Saved entries:
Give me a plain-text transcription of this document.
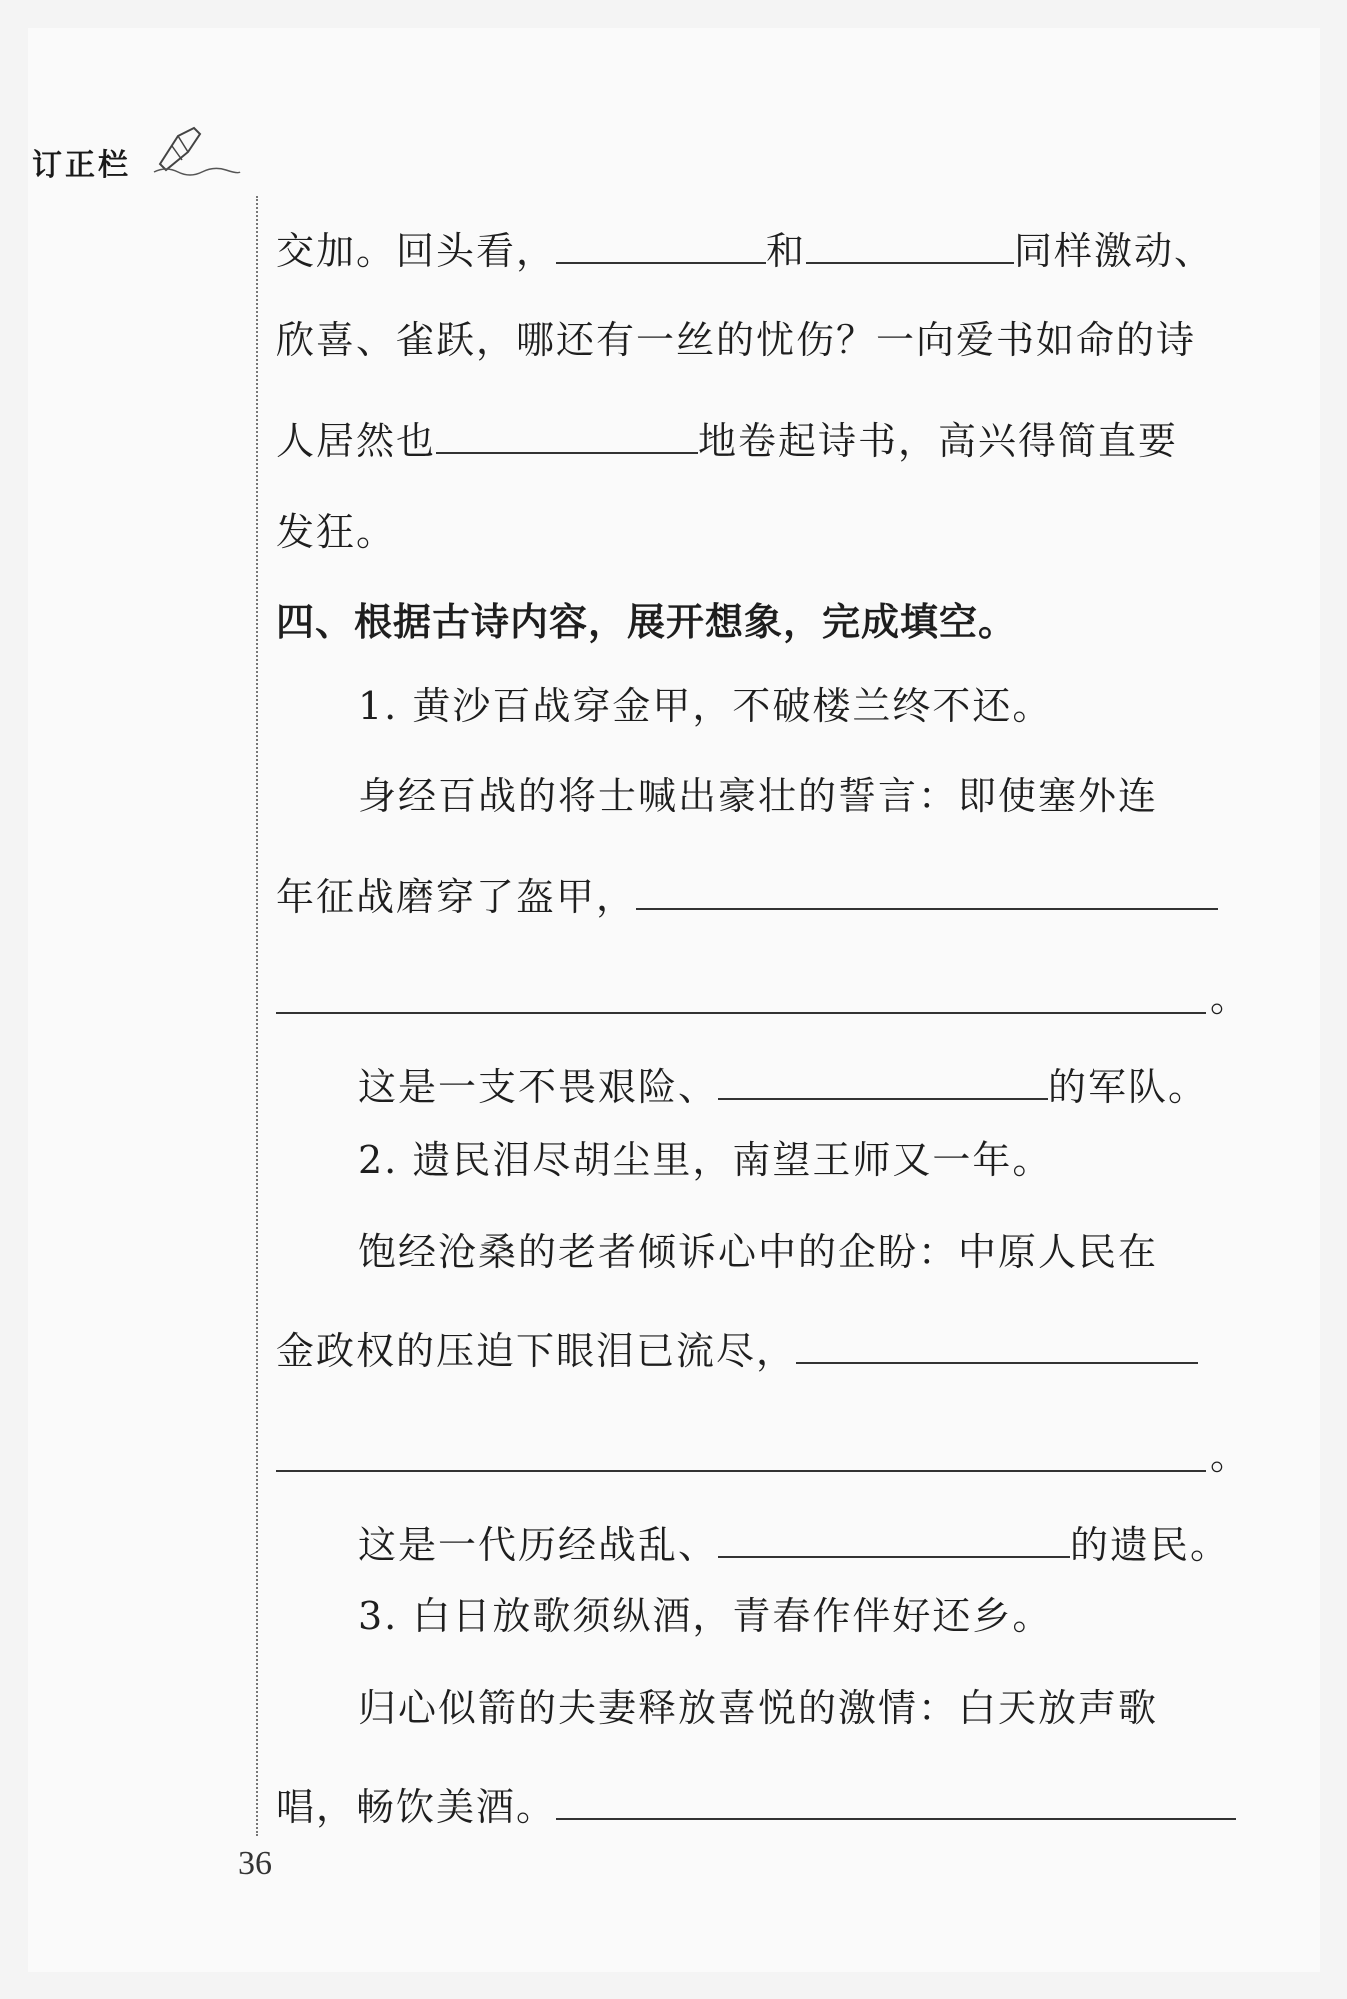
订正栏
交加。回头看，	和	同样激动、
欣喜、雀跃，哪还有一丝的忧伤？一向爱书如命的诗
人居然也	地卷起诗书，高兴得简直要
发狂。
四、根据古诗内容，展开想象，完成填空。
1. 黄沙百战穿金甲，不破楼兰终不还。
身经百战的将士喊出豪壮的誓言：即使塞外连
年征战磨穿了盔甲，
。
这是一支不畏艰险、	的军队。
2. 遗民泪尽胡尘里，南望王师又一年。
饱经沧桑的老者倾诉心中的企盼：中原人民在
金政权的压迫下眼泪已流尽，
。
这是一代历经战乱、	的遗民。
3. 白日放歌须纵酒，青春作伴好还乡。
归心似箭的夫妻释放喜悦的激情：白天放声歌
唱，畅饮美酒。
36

Task goal
Leave out the pictures and return every record word for word.

Solution to the exercise
Give me a plain-text transcription of this document.
订正栏
交加。回头看，	和	同样激动、
欣喜、雀跃，哪还有一丝的忧伤？一向爱书如命的诗
人居然也	地卷起诗书，高兴得简直要
发狂。
四、根据古诗内容，展开想象，完成填空。
1. 黄沙百战穿金甲，不破楼兰终不还。
身经百战的将士喊出豪壮的誓言：即使塞外连
年征战磨穿了盔甲，
。
这是一支不畏艰险、	的军队。
2. 遗民泪尽胡尘里，南望王师又一年。
饱经沧桑的老者倾诉心中的企盼：中原人民在
金政权的压迫下眼泪已流尽，
。
这是一代历经战乱、	的遗民。
3. 白日放歌须纵酒，青春作伴好还乡。
归心似箭的夫妻释放喜悦的激情：白天放声歌
唱，畅饮美酒。
36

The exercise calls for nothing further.